> TASK PROMPT:
Reproduce the material in full, exactly as written.

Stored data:
::::::::::

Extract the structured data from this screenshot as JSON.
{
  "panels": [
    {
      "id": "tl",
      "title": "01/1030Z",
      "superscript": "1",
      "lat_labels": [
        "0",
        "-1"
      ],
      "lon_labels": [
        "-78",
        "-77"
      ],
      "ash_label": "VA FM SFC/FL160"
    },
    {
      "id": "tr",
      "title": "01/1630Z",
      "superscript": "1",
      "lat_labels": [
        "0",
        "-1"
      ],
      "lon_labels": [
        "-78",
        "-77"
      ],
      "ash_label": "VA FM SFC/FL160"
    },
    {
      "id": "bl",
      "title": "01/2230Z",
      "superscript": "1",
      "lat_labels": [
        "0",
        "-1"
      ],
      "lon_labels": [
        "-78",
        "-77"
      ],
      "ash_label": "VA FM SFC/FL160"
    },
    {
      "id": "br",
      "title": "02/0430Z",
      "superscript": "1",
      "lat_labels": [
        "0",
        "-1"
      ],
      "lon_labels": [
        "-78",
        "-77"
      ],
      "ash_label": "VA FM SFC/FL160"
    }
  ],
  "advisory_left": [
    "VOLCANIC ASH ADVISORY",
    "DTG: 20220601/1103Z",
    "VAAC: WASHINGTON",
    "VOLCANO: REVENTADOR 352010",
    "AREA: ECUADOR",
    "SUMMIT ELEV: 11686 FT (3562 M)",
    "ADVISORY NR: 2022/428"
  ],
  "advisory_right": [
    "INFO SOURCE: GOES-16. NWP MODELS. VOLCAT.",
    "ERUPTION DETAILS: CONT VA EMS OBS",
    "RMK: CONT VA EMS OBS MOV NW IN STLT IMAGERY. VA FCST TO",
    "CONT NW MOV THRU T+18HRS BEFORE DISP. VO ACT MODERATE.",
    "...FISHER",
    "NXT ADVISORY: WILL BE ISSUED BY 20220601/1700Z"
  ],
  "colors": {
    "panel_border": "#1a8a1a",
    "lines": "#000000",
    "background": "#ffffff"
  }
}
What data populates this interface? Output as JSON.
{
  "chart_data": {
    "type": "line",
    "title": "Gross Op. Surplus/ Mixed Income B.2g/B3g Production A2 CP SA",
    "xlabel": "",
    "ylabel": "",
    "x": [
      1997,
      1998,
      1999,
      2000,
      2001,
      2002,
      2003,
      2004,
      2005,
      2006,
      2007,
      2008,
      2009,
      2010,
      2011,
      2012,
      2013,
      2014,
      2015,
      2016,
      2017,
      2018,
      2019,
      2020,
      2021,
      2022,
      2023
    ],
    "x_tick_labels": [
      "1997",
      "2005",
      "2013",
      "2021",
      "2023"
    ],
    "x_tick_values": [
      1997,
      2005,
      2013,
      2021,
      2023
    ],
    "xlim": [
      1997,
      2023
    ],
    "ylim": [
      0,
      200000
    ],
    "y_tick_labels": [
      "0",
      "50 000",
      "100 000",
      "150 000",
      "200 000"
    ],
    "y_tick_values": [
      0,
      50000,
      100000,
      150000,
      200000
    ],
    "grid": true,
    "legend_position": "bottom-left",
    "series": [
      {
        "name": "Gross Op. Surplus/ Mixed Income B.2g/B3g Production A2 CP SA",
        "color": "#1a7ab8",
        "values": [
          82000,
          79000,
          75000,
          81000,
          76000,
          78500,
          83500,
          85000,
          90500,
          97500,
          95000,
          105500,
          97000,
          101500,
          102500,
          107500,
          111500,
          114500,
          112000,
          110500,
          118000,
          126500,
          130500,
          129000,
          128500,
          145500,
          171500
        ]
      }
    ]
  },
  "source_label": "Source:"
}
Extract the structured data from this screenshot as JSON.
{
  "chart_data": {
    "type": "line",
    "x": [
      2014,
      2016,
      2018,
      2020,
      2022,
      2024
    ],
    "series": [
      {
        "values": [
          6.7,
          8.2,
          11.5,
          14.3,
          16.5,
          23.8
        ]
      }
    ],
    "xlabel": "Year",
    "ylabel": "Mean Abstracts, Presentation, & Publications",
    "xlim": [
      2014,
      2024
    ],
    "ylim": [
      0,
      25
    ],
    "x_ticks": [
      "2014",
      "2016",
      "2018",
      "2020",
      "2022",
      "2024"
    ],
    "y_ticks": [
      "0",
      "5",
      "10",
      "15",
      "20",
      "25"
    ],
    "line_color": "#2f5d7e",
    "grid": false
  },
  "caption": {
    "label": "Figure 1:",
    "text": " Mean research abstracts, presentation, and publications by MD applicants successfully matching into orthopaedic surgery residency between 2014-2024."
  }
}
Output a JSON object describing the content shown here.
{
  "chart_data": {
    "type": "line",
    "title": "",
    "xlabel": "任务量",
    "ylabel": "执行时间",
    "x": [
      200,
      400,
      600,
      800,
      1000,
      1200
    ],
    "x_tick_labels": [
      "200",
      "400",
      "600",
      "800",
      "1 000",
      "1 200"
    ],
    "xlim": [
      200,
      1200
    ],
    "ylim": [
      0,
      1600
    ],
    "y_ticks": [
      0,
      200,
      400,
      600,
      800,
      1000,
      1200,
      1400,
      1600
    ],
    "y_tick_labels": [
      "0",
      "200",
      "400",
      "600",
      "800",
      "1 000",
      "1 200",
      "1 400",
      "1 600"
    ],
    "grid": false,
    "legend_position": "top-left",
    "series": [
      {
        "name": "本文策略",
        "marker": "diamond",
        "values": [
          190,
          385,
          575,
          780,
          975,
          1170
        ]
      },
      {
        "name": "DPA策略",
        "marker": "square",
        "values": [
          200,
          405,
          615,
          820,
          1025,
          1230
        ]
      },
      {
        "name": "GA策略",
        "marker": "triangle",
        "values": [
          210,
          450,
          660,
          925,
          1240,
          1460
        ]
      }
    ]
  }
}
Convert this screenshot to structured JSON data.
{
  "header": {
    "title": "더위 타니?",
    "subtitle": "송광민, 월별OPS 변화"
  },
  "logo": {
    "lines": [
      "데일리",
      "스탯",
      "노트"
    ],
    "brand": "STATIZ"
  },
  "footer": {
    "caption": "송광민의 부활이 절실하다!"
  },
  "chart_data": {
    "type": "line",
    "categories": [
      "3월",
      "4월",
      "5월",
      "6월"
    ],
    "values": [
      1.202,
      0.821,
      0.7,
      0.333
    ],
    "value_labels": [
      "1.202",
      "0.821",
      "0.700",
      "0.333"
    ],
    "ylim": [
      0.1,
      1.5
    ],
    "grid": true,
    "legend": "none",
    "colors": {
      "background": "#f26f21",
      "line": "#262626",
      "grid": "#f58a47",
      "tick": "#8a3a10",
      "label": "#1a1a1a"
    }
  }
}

::::::::::

> SOLUTION BELOW:
Extract the structured data from this screenshot as JSON.
{
  "panels": [
    {
      "id": "tl",
      "title": "01/1030Z",
      "superscript": "1",
      "lat_labels": [
        "0",
        "-1"
      ],
      "lon_labels": [
        "-78",
        "-77"
      ],
      "ash_label": "VA FM SFC/FL160"
    },
    {
      "id": "tr",
      "title": "01/1630Z",
      "superscript": "1",
      "lat_labels": [
        "0",
        "-1"
      ],
      "lon_labels": [
        "-78",
        "-77"
      ],
      "ash_label": "VA FM SFC/FL160"
    },
    {
      "id": "bl",
      "title": "01/2230Z",
      "superscript": "1",
      "lat_labels": [
        "0",
        "-1"
      ],
      "lon_labels": [
        "-78",
        "-77"
      ],
      "ash_label": "VA FM SFC/FL160"
    },
    {
      "id": "br",
      "title": "02/0430Z",
      "superscript": "1",
      "lat_labels": [
        "0",
        "-1"
      ],
      "lon_labels": [
        "-78",
        "-77"
      ],
      "ash_label": "VA FM SFC/FL160"
    }
  ],
  "advisory_left": [
    "VOLCANIC ASH ADVISORY",
    "DTG: 20220601/1103Z",
    "VAAC: WASHINGTON",
    "VOLCANO: REVENTADOR 352010",
    "AREA: ECUADOR",
    "SUMMIT ELEV: 11686 FT (3562 M)",
    "ADVISORY NR: 2022/428"
  ],
  "advisory_right": [
    "INFO SOURCE: GOES-16. NWP MODELS. VOLCAT.",
    "ERUPTION DETAILS: CONT VA EMS OBS",
    "RMK: CONT VA EMS OBS MOV NW IN STLT IMAGERY. VA FCST TO",
    "CONT NW MOV THRU T+18HRS BEFORE DISP. VO ACT MODERATE.",
    "...FISHER",
    "NXT ADVISORY: WILL BE ISSUED BY 20220601/1700Z"
  ],
  "colors": {
    "panel_border": "#1a8a1a",
    "lines": "#000000",
    "background": "#ffffff"
  }
}
What data populates this interface? Output as JSON.
{
  "chart_data": {
    "type": "line",
    "title": "Gross Op. Surplus/ Mixed Income B.2g/B3g Production A2 CP SA",
    "xlabel": "",
    "ylabel": "",
    "x": [
      1997,
      1998,
      1999,
      2000,
      2001,
      2002,
      2003,
      2004,
      2005,
      2006,
      2007,
      2008,
      2009,
      2010,
      2011,
      2012,
      2013,
      2014,
      2015,
      2016,
      2017,
      2018,
      2019,
      2020,
      2021,
      2022,
      2023
    ],
    "x_tick_labels": [
      "1997",
      "2005",
      "2013",
      "2021",
      "2023"
    ],
    "x_tick_values": [
      1997,
      2005,
      2013,
      2021,
      2023
    ],
    "xlim": [
      1997,
      2023
    ],
    "ylim": [
      0,
      200000
    ],
    "y_tick_labels": [
      "0",
      "50 000",
      "100 000",
      "150 000",
      "200 000"
    ],
    "y_tick_values": [
      0,
      50000,
      100000,
      150000,
      200000
    ],
    "grid": true,
    "legend_position": "bottom-left",
    "series": [
      {
        "name": "Gross Op. Surplus/ Mixed Income B.2g/B3g Production A2 CP SA",
        "color": "#1a7ab8",
        "values": [
          82000,
          79000,
          75000,
          81000,
          76000,
          78500,
          83500,
          85000,
          90500,
          97500,
          95000,
          105500,
          97000,
          101500,
          102500,
          107500,
          111500,
          114500,
          112000,
          110500,
          118000,
          126500,
          130500,
          129000,
          128500,
          145500,
          171500
        ]
      }
    ]
  },
  "source_label": "Source:"
}
Extract the structured data from this screenshot as JSON.
{
  "chart_data": {
    "type": "line",
    "x": [
      2014,
      2016,
      2018,
      2020,
      2022,
      2024
    ],
    "series": [
      {
        "values": [
          6.7,
          8.2,
          11.5,
          14.3,
          16.5,
          23.8
        ]
      }
    ],
    "xlabel": "Year",
    "ylabel": "Mean Abstracts, Presentation, & Publications",
    "xlim": [
      2014,
      2024
    ],
    "ylim": [
      0,
      25
    ],
    "x_ticks": [
      "2014",
      "2016",
      "2018",
      "2020",
      "2022",
      "2024"
    ],
    "y_ticks": [
      "0",
      "5",
      "10",
      "15",
      "20",
      "25"
    ],
    "line_color": "#2f5d7e",
    "grid": false
  },
  "caption": {
    "label": "Figure 1:",
    "text": " Mean research abstracts, presentation, and publications by MD applicants successfully matching into orthopaedic surgery residency between 2014-2024."
  }
}
Output a JSON object describing the content shown here.
{
  "chart_data": {
    "type": "line",
    "title": "",
    "xlabel": "任务量",
    "ylabel": "执行时间",
    "x": [
      200,
      400,
      600,
      800,
      1000,
      1200
    ],
    "x_tick_labels": [
      "200",
      "400",
      "600",
      "800",
      "1 000",
      "1 200"
    ],
    "xlim": [
      200,
      1200
    ],
    "ylim": [
      0,
      1600
    ],
    "y_ticks": [
      0,
      200,
      400,
      600,
      800,
      1000,
      1200,
      1400,
      1600
    ],
    "y_tick_labels": [
      "0",
      "200",
      "400",
      "600",
      "800",
      "1 000",
      "1 200",
      "1 400",
      "1 600"
    ],
    "grid": false,
    "legend_position": "top-left",
    "series": [
      {
        "name": "本文策略",
        "marker": "diamond",
        "values": [
          190,
          385,
          575,
          780,
          975,
          1170
        ]
      },
      {
        "name": "DPA策略",
        "marker": "square",
        "values": [
          200,
          405,
          615,
          820,
          1025,
          1230
        ]
      },
      {
        "name": "GA策略",
        "marker": "triangle",
        "values": [
          210,
          450,
          660,
          925,
          1240,
          1460
        ]
      }
    ]
  }
}
Convert this screenshot to structured JSON data.
{
  "header": {
    "title": "더위 타니?",
    "subtitle": "송광민, 월별OPS 변화"
  },
  "logo": {
    "lines": [
      "데일리",
      "스탯",
      "노트"
    ],
    "brand": "STATIZ"
  },
  "footer": {
    "caption": "송광민의 부활이 절실하다!"
  },
  "chart_data": {
    "type": "line",
    "categories": [
      "3월",
      "4월",
      "5월",
      "6월"
    ],
    "values": [
      1.202,
      0.821,
      0.7,
      0.333
    ],
    "value_labels": [
      "1.202",
      "0.821",
      "0.700",
      "0.333"
    ],
    "ylim": [
      0.1,
      1.5
    ],
    "grid": true,
    "legend": "none",
    "colors": {
      "background": "#f26f21",
      "line": "#262626",
      "grid": "#f58a47",
      "tick": "#8a3a10",
      "label": "#1a1a1a"
    }
  }
}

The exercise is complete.